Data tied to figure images
::::::::
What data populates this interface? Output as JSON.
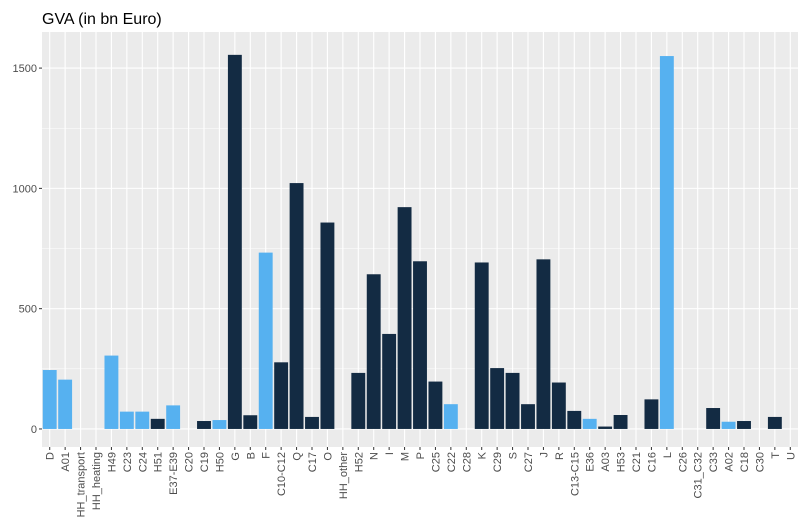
{
  "chart_data": {
    "type": "bar",
    "title": "GVA (in bn Euro)",
    "categories": [
      "D",
      "A01",
      "HH_transport",
      "HH_heating",
      "H49",
      "C23",
      "C24",
      "H51",
      "E37-E39",
      "C20",
      "C19",
      "H50",
      "G",
      "B",
      "F",
      "C10-C12",
      "Q",
      "C17",
      "O",
      "HH_other",
      "H52",
      "N",
      "I",
      "M",
      "P",
      "C25",
      "C22",
      "C28",
      "K",
      "C29",
      "S",
      "C27",
      "J",
      "R",
      "C13-C15",
      "E36",
      "A03",
      "H53",
      "C21",
      "C16",
      "L",
      "C26",
      "C31_C32",
      "C33",
      "A02",
      "C18",
      "C30",
      "T",
      "U"
    ],
    "values": [
      245,
      205,
      0,
      0,
      305,
      72,
      72,
      42,
      98,
      0,
      33,
      37,
      1555,
      57,
      733,
      277,
      1022,
      50,
      858,
      0,
      233,
      643,
      395,
      922,
      697,
      197,
      103,
      0,
      692,
      253,
      233,
      103,
      705,
      193,
      75,
      42,
      10,
      58,
      0,
      123,
      1550,
      0,
      0,
      87,
      30,
      33,
      0,
      50,
      0
    ],
    "colors": [
      "#56b1f0",
      "#56b1f0",
      "#132b43",
      "#132b43",
      "#56b1f0",
      "#56b1f0",
      "#56b1f0",
      "#132b43",
      "#56b1f0",
      "#132b43",
      "#132b43",
      "#56b1f0",
      "#132b43",
      "#132b43",
      "#56b1f0",
      "#132b43",
      "#132b43",
      "#132b43",
      "#132b43",
      "#132b43",
      "#132b43",
      "#132b43",
      "#132b43",
      "#132b43",
      "#132b43",
      "#132b43",
      "#56b1f0",
      "#132b43",
      "#132b43",
      "#132b43",
      "#132b43",
      "#132b43",
      "#132b43",
      "#132b43",
      "#132b43",
      "#56b1f0",
      "#132b43",
      "#132b43",
      "#132b43",
      "#132b43",
      "#56b1f0",
      "#132b43",
      "#132b43",
      "#132b43",
      "#56b1f0",
      "#132b43",
      "#132b43",
      "#132b43",
      "#132b43"
    ],
    "ylim": [
      -75,
      1650
    ],
    "yticks": [
      0,
      500,
      1000,
      1500
    ],
    "grid": true
  }
}
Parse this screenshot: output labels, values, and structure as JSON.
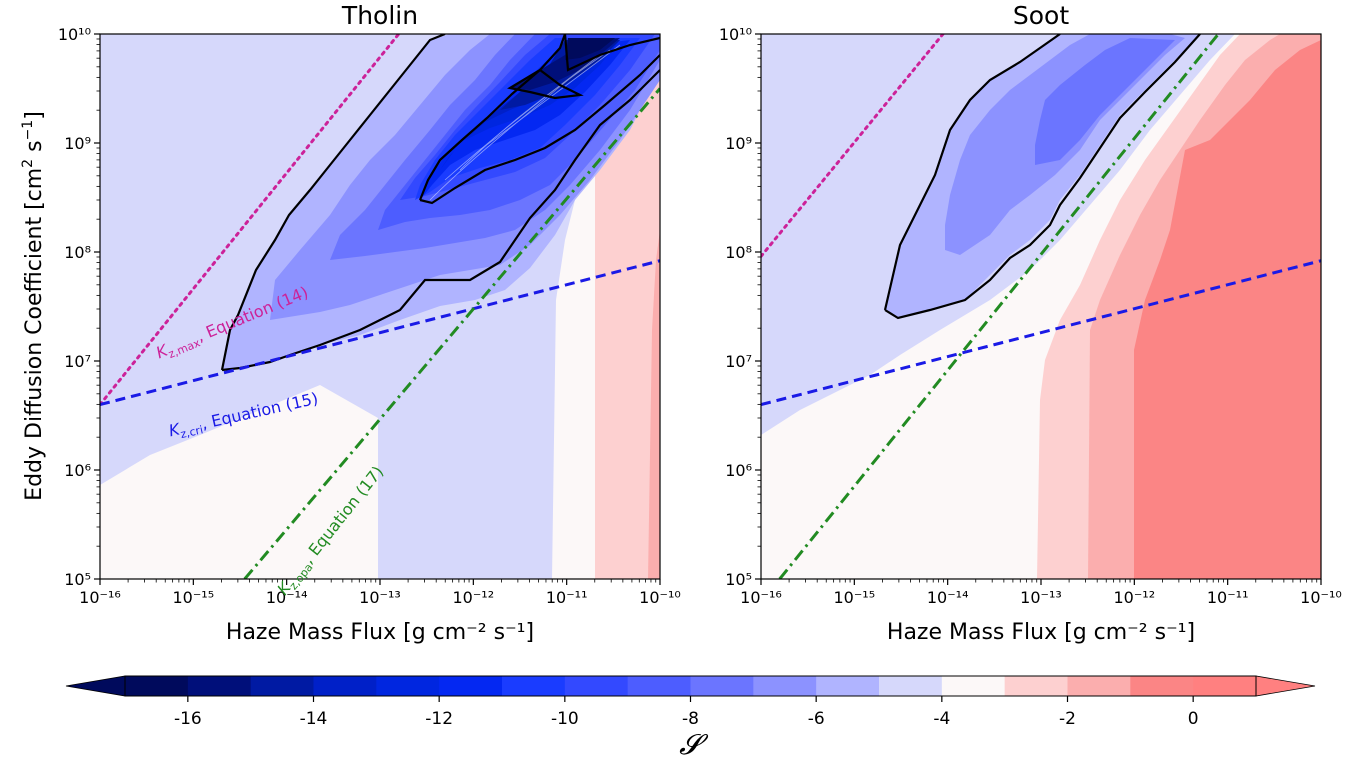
{
  "figure": {
    "ylabel": "Eddy Diffusion Coefficient [cm",
    "ylabel_sup1": "2",
    "ylabel_mid": " s",
    "ylabel_sup2": "−1",
    "ylabel_end": "]",
    "colorbar_label": "𝓢"
  },
  "chart_data": [
    {
      "type": "contour",
      "title": "Tholin",
      "xlabel": "Haze Mass Flux [g cm⁻² s⁻¹]",
      "xscale": "log",
      "yscale": "log",
      "xlim": [
        1e-16,
        1e-10
      ],
      "ylim": [
        100000.0,
        10000000000.0
      ],
      "x_tick_labels": [
        "10⁻¹⁶",
        "10⁻¹⁵",
        "10⁻¹⁴",
        "10⁻¹³",
        "10⁻¹²",
        "10⁻¹¹",
        "10⁻¹⁰"
      ],
      "y_tick_labels": [
        "10⁵",
        "10⁶",
        "10⁷",
        "10⁸",
        "10⁹",
        "10¹⁰"
      ],
      "lines": [
        {
          "name": "K_z,max",
          "label": "Equation (14)",
          "style": "dotted",
          "color": "#cc2299",
          "points": [
            [
              -16,
              6.6
            ],
            [
              -12.8,
              10
            ]
          ]
        },
        {
          "name": "K_z,cri",
          "label": "Equation (15)",
          "style": "dashed",
          "color": "#1a1ae6",
          "points": [
            [
              -16,
              6.6
            ],
            [
              -10,
              7.92
            ]
          ]
        },
        {
          "name": "K_z,opa",
          "label": "Equation (17)",
          "style": "dashdot",
          "color": "#228b22",
          "points": [
            [
              -14.45,
              5
            ],
            [
              -10,
              9.5
            ]
          ]
        }
      ],
      "annotations": [
        {
          "main": "K",
          "sub": "z,max",
          "rest": ", Equation (14)",
          "color": "#cc2299"
        },
        {
          "main": "K",
          "sub": "z,cri",
          "rest": ", Equation (15)",
          "color": "#1a1ae6"
        },
        {
          "main": "K",
          "sub": "z,opa",
          "rest": ", Equation (17)",
          "color": "#228b22"
        }
      ]
    },
    {
      "type": "contour",
      "title": "Soot",
      "xlabel": "Haze Mass Flux [g cm⁻² s⁻¹]",
      "xscale": "log",
      "yscale": "log",
      "xlim": [
        1e-16,
        1e-10
      ],
      "ylim": [
        100000.0,
        10000000000.0
      ],
      "x_tick_labels": [
        "10⁻¹⁶",
        "10⁻¹⁵",
        "10⁻¹⁴",
        "10⁻¹³",
        "10⁻¹²",
        "10⁻¹¹",
        "10⁻¹⁰"
      ],
      "y_tick_labels": [
        "10⁵",
        "10⁶",
        "10⁷",
        "10⁸",
        "10⁹",
        "10¹⁰"
      ],
      "lines": [
        {
          "name": "K_z,max",
          "style": "dotted",
          "color": "#cc2299",
          "points": [
            [
              -16,
              7.96
            ],
            [
              -14.05,
              10
            ]
          ]
        },
        {
          "name": "K_z,cri",
          "style": "dashed",
          "color": "#1a1ae6",
          "points": [
            [
              -16,
              6.6
            ],
            [
              -10,
              7.92
            ]
          ]
        },
        {
          "name": "K_z,opa",
          "style": "dashdot",
          "color": "#228b22",
          "points": [
            [
              -15.8,
              5
            ],
            [
              -11.1,
              10
            ]
          ]
        }
      ]
    }
  ],
  "colorbar": {
    "levels": [
      -17,
      -16,
      -15,
      -14,
      -13,
      -12,
      -11,
      -10,
      -9,
      -8,
      -7,
      -6,
      -5,
      -4,
      -3,
      -2,
      -1,
      0,
      1
    ],
    "colors": [
      "#000a5c",
      "#000f7a",
      "#001aa3",
      "#0020c8",
      "#0026e0",
      "#0428f2",
      "#1a3cff",
      "#3349ff",
      "#4d5dff",
      "#6b75ff",
      "#8c92ff",
      "#b0b4ff",
      "#d6d8fb",
      "#fcf8f8",
      "#fdd0d0",
      "#fbaeae",
      "#fb8585",
      "#ff8080"
    ],
    "tick_labels": [
      "-16",
      "-14",
      "-12",
      "-10",
      "-8",
      "-6",
      "-4",
      "-2",
      "0"
    ]
  }
}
::::::::
### GIVEN EXERCISE:
Set the listing down in full and exactly. Pictures within it should not appear in the copy.

### TASK SOLUTION:
What data populates this interface? Output as JSON.
{
  "chart_data": {
    "type": "bar",
    "title": "GVA (in bn Euro)",
    "categories": [
      "D",
      "A01",
      "HH_transport",
      "HH_heating",
      "H49",
      "C23",
      "C24",
      "H51",
      "E37-E39",
      "C20",
      "C19",
      "H50",
      "G",
      "B",
      "F",
      "C10-C12",
      "Q",
      "C17",
      "O",
      "HH_other",
      "H52",
      "N",
      "I",
      "M",
      "P",
      "C25",
      "C22",
      "C28",
      "K",
      "C29",
      "S",
      "C27",
      "J",
      "R",
      "C13-C15",
      "E36",
      "A03",
      "H53",
      "C21",
      "C16",
      "L",
      "C26",
      "C31_C32",
      "C33",
      "A02",
      "C18",
      "C30",
      "T",
      "U"
    ],
    "values": [
      245,
      205,
      0,
      0,
      305,
      72,
      72,
      42,
      98,
      0,
      33,
      37,
      1555,
      57,
      733,
      277,
      1022,
      50,
      858,
      0,
      233,
      643,
      395,
      922,
      697,
      197,
      103,
      0,
      692,
      253,
      233,
      103,
      705,
      193,
      75,
      42,
      10,
      58,
      0,
      123,
      1550,
      0,
      0,
      87,
      30,
      33,
      0,
      50,
      0
    ],
    "colors": [
      "#56b1f0",
      "#56b1f0",
      "#132b43",
      "#132b43",
      "#56b1f0",
      "#56b1f0",
      "#56b1f0",
      "#132b43",
      "#56b1f0",
      "#132b43",
      "#132b43",
      "#56b1f0",
      "#132b43",
      "#132b43",
      "#56b1f0",
      "#132b43",
      "#132b43",
      "#132b43",
      "#132b43",
      "#132b43",
      "#132b43",
      "#132b43",
      "#132b43",
      "#132b43",
      "#132b43",
      "#132b43",
      "#56b1f0",
      "#132b43",
      "#132b43",
      "#132b43",
      "#132b43",
      "#132b43",
      "#132b43",
      "#132b43",
      "#132b43",
      "#56b1f0",
      "#132b43",
      "#132b43",
      "#132b43",
      "#132b43",
      "#56b1f0",
      "#132b43",
      "#132b43",
      "#132b43",
      "#56b1f0",
      "#132b43",
      "#132b43",
      "#132b43",
      "#132b43"
    ],
    "ylim": [
      -75,
      1650
    ],
    "yticks": [
      0,
      500,
      1000,
      1500
    ],
    "grid": true
  }
}
Parse this screenshot: output labels, values, and structure as JSON.
{
  "figure": {
    "ylabel": "Eddy Diffusion Coefficient [cm",
    "ylabel_sup1": "2",
    "ylabel_mid": " s",
    "ylabel_sup2": "−1",
    "ylabel_end": "]",
    "colorbar_label": "𝓢"
  },
  "chart_data": [
    {
      "type": "contour",
      "title": "Tholin",
      "xlabel": "Haze Mass Flux [g cm⁻² s⁻¹]",
      "xscale": "log",
      "yscale": "log",
      "xlim": [
        1e-16,
        1e-10
      ],
      "ylim": [
        100000.0,
        10000000000.0
      ],
      "x_tick_labels": [
        "10⁻¹⁶",
        "10⁻¹⁵",
        "10⁻¹⁴",
        "10⁻¹³",
        "10⁻¹²",
        "10⁻¹¹",
        "10⁻¹⁰"
      ],
      "y_tick_labels": [
        "10⁵",
        "10⁶",
        "10⁷",
        "10⁸",
        "10⁹",
        "10¹⁰"
      ],
      "lines": [
        {
          "name": "K_z,max",
          "label": "Equation (14)",
          "style": "dotted",
          "color": "#cc2299",
          "points": [
            [
              -16,
              6.6
            ],
            [
              -12.8,
              10
            ]
          ]
        },
        {
          "name": "K_z,cri",
          "label": "Equation (15)",
          "style": "dashed",
          "color": "#1a1ae6",
          "points": [
            [
              -16,
              6.6
            ],
            [
              -10,
              7.92
            ]
          ]
        },
        {
          "name": "K_z,opa",
          "label": "Equation (17)",
          "style": "dashdot",
          "color": "#228b22",
          "points": [
            [
              -14.45,
              5
            ],
            [
              -10,
              9.5
            ]
          ]
        }
      ],
      "annotations": [
        {
          "main": "K",
          "sub": "z,max",
          "rest": ", Equation (14)",
          "color": "#cc2299"
        },
        {
          "main": "K",
          "sub": "z,cri",
          "rest": ", Equation (15)",
          "color": "#1a1ae6"
        },
        {
          "main": "K",
          "sub": "z,opa",
          "rest": ", Equation (17)",
          "color": "#228b22"
        }
      ]
    },
    {
      "type": "contour",
      "title": "Soot",
      "xlabel": "Haze Mass Flux [g cm⁻² s⁻¹]",
      "xscale": "log",
      "yscale": "log",
      "xlim": [
        1e-16,
        1e-10
      ],
      "ylim": [
        100000.0,
        10000000000.0
      ],
      "x_tick_labels": [
        "10⁻¹⁶",
        "10⁻¹⁵",
        "10⁻¹⁴",
        "10⁻¹³",
        "10⁻¹²",
        "10⁻¹¹",
        "10⁻¹⁰"
      ],
      "y_tick_labels": [
        "10⁵",
        "10⁶",
        "10⁷",
        "10⁸",
        "10⁹",
        "10¹⁰"
      ],
      "lines": [
        {
          "name": "K_z,max",
          "style": "dotted",
          "color": "#cc2299",
          "points": [
            [
              -16,
              7.96
            ],
            [
              -14.05,
              10
            ]
          ]
        },
        {
          "name": "K_z,cri",
          "style": "dashed",
          "color": "#1a1ae6",
          "points": [
            [
              -16,
              6.6
            ],
            [
              -10,
              7.92
            ]
          ]
        },
        {
          "name": "K_z,opa",
          "style": "dashdot",
          "color": "#228b22",
          "points": [
            [
              -15.8,
              5
            ],
            [
              -11.1,
              10
            ]
          ]
        }
      ]
    }
  ],
  "colorbar": {
    "levels": [
      -17,
      -16,
      -15,
      -14,
      -13,
      -12,
      -11,
      -10,
      -9,
      -8,
      -7,
      -6,
      -5,
      -4,
      -3,
      -2,
      -1,
      0,
      1
    ],
    "colors": [
      "#000a5c",
      "#000f7a",
      "#001aa3",
      "#0020c8",
      "#0026e0",
      "#0428f2",
      "#1a3cff",
      "#3349ff",
      "#4d5dff",
      "#6b75ff",
      "#8c92ff",
      "#b0b4ff",
      "#d6d8fb",
      "#fcf8f8",
      "#fdd0d0",
      "#fbaeae",
      "#fb8585",
      "#ff8080"
    ],
    "tick_labels": [
      "-16",
      "-14",
      "-12",
      "-10",
      "-8",
      "-6",
      "-4",
      "-2",
      "0"
    ]
  }
}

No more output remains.